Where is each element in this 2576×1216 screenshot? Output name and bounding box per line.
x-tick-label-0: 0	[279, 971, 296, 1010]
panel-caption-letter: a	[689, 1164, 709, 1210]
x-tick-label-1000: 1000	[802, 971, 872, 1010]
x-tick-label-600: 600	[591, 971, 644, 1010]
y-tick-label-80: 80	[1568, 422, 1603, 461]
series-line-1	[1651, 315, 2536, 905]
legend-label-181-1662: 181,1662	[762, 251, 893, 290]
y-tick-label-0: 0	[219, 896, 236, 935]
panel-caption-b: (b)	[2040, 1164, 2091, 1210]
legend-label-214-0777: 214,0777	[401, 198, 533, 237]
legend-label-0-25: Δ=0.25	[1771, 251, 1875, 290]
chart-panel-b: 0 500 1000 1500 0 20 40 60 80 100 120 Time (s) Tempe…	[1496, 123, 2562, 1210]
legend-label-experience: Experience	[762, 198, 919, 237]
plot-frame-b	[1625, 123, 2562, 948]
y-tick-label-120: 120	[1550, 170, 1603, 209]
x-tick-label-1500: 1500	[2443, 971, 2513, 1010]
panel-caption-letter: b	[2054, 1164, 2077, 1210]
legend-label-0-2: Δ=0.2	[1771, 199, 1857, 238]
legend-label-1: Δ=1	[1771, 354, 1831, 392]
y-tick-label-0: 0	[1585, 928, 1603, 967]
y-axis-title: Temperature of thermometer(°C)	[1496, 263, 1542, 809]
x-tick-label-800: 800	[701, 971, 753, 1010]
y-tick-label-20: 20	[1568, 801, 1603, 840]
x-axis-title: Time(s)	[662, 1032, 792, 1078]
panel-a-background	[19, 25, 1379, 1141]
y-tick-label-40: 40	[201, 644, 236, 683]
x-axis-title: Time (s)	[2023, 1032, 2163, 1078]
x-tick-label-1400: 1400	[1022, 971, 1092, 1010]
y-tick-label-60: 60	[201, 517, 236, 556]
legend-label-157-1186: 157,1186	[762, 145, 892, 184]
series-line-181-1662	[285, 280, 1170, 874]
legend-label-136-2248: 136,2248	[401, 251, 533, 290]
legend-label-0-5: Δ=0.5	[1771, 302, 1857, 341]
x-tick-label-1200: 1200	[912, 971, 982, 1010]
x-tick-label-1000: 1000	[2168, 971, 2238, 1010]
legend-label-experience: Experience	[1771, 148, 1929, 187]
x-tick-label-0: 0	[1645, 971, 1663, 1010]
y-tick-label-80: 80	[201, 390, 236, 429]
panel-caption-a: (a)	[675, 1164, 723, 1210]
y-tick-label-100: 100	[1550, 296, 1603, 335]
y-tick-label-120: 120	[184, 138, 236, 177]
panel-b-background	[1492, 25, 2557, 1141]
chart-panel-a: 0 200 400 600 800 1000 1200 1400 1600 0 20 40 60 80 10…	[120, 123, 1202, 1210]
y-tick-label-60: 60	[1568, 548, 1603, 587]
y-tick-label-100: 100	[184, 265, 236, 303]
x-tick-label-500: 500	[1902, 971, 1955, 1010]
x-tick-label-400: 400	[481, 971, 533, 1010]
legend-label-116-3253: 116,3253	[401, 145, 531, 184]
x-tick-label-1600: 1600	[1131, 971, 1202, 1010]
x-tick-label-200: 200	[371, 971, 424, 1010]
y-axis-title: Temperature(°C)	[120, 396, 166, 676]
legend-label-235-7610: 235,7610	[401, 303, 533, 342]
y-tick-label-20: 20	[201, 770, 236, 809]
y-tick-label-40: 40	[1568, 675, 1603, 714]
====
#### Aim:
Copy the records word for word, starting from the first line and ending with the line that contains "251, 893, 290]", with that line included.

#### Complete answer:
Where is each element in this 2576×1216 screenshot? Output name and bounding box per line.
x-tick-label-0: 0	[279, 971, 296, 1010]
panel-caption-letter: a	[689, 1164, 709, 1210]
x-tick-label-1000: 1000	[802, 971, 872, 1010]
x-tick-label-600: 600	[591, 971, 644, 1010]
y-tick-label-80: 80	[1568, 422, 1603, 461]
series-line-1	[1651, 315, 2536, 905]
legend-label-181-1662: 181,1662	[762, 251, 893, 290]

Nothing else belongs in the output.